Given exercise
Which lines contain the string "chevron"? Please list every one of them.

Record extracts
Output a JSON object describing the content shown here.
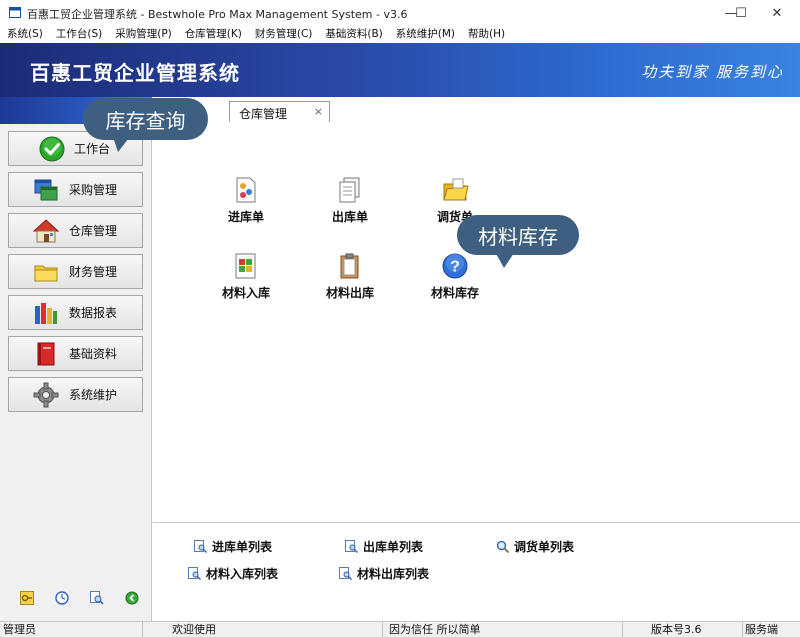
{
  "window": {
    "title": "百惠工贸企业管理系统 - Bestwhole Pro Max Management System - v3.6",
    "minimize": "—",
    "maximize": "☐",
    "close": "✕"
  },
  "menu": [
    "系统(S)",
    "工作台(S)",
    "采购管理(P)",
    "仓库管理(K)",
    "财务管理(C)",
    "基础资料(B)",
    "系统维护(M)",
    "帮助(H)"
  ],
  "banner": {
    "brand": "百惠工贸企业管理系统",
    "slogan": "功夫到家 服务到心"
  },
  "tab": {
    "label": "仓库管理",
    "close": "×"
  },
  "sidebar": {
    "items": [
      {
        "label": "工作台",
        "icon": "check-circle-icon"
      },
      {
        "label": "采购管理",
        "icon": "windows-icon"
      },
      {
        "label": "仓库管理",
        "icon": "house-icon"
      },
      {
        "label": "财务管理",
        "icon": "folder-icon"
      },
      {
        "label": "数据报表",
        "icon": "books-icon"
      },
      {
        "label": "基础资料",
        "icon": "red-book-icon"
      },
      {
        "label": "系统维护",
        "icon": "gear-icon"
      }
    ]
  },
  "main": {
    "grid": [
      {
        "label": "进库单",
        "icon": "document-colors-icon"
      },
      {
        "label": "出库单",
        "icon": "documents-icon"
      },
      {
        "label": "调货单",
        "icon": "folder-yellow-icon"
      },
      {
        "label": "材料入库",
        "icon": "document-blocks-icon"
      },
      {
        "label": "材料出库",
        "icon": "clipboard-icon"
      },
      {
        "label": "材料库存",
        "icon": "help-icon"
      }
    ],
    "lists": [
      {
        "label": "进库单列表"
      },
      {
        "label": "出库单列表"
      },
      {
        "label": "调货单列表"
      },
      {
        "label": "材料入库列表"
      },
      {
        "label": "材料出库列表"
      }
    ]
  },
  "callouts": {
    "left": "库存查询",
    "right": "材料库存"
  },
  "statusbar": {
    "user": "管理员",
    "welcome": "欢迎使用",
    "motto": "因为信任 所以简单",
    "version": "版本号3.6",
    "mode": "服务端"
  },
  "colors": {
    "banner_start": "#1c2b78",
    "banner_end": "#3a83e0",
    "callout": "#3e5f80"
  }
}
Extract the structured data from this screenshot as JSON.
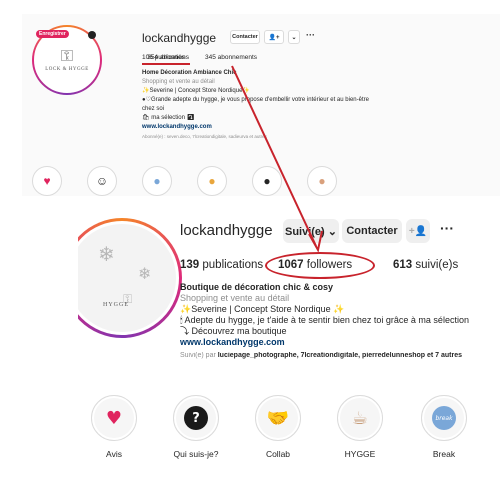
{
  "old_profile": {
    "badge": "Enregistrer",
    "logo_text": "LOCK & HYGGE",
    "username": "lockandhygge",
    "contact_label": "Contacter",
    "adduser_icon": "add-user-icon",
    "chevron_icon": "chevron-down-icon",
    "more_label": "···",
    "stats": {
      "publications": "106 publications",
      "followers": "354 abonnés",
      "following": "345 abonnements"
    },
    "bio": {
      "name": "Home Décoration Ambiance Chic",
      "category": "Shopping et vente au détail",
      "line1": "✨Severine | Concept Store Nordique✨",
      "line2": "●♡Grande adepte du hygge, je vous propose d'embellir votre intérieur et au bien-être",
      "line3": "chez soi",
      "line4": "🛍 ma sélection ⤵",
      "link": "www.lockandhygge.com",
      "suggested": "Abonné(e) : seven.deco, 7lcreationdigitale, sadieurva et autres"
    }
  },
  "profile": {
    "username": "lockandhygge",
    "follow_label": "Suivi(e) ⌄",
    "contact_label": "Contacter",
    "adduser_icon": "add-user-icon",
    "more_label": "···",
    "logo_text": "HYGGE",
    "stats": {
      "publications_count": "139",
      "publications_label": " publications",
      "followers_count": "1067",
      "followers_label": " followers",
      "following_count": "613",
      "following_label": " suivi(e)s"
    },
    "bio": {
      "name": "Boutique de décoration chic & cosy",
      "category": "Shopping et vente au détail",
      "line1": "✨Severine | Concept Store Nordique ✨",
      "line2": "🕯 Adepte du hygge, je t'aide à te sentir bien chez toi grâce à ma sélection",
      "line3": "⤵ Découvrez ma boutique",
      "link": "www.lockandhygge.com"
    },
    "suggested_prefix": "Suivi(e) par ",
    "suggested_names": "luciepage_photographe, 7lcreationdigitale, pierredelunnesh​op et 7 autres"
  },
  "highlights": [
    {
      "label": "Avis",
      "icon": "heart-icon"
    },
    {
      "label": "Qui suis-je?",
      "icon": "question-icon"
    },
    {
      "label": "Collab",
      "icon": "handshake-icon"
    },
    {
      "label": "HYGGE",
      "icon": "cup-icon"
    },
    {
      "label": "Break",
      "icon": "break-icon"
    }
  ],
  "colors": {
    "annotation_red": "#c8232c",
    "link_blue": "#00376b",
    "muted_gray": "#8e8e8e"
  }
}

* * *

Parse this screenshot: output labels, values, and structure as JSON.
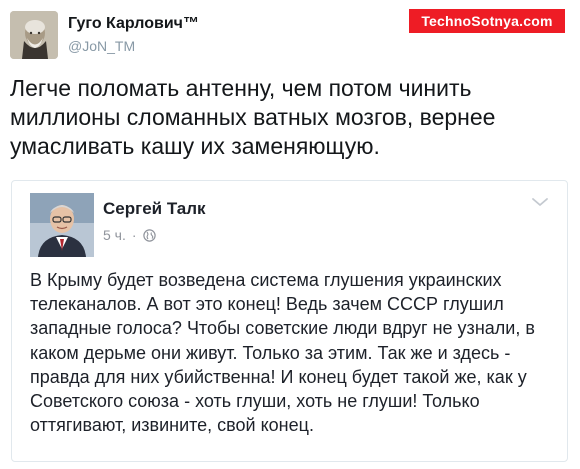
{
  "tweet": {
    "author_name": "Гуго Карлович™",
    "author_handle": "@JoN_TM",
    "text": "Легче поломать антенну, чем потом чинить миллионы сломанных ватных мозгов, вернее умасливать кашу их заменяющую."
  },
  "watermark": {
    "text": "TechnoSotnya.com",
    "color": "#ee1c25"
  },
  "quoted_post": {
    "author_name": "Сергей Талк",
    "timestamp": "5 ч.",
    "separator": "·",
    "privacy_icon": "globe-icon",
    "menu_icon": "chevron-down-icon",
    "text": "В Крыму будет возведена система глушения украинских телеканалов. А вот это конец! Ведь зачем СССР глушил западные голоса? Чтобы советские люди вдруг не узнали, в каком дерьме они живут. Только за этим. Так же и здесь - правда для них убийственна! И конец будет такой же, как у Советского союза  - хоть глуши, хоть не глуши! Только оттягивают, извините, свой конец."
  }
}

Full solution
    "chevron_icon": "chevron-down-icon",
    "menu_icon": "chevron-down-icon",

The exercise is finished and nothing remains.